→ TASK DESCRIPTION:
Copy each line of the entries that contains the word "alors".
-------------------------
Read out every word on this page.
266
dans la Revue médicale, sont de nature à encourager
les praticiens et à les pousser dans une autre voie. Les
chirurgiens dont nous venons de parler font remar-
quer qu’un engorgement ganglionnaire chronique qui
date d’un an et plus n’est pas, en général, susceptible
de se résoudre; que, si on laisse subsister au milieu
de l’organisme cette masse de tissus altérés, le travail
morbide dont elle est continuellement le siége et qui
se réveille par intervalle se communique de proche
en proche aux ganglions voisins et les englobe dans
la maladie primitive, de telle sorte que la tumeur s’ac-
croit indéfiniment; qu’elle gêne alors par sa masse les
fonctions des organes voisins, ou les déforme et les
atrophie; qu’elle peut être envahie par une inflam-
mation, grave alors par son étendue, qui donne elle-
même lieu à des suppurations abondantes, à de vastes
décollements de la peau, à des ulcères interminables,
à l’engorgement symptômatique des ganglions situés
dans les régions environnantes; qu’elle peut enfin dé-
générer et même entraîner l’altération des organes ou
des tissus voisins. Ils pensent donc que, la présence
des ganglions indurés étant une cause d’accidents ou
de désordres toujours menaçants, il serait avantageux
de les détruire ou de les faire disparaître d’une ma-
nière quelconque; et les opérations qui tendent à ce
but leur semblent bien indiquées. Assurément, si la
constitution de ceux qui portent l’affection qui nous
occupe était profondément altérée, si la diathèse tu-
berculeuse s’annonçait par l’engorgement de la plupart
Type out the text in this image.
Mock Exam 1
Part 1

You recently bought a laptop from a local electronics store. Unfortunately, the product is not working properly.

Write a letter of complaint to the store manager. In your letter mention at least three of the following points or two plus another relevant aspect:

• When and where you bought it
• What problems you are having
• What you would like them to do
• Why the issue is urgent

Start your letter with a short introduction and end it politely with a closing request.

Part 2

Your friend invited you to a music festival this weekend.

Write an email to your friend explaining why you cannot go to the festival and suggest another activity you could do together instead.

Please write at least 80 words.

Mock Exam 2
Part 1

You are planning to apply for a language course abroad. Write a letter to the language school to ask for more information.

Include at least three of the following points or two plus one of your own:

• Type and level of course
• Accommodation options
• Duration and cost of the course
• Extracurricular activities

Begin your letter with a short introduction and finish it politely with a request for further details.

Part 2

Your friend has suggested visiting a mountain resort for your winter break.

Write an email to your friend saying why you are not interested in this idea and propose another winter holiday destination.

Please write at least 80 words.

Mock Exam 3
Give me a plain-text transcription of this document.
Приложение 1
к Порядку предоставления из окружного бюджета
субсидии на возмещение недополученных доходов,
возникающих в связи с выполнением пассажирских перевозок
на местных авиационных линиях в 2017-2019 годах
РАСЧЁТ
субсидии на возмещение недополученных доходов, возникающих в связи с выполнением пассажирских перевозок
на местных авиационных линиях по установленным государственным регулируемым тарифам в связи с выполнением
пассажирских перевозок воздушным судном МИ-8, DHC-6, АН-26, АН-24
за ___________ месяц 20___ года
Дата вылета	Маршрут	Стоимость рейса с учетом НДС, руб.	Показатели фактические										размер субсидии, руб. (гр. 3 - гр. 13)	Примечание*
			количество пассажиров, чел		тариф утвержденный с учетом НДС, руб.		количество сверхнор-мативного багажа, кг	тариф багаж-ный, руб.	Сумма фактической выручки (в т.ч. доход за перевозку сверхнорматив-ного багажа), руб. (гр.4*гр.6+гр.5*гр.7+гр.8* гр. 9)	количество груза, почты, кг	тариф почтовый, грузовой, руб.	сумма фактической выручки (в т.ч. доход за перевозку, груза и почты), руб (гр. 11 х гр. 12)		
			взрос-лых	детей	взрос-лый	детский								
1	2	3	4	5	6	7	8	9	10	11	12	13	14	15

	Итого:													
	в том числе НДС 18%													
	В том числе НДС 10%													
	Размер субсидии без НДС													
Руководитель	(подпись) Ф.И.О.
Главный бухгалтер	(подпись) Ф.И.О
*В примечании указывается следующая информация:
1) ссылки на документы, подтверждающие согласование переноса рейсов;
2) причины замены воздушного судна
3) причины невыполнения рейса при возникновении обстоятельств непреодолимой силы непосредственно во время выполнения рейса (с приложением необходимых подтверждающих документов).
-------------------------
→ WRITTEN RESPONSE:
croit indéfiniment; qu’elle gêne alors par sa masse les
mation, grave alors par son étendue, qui donne elle-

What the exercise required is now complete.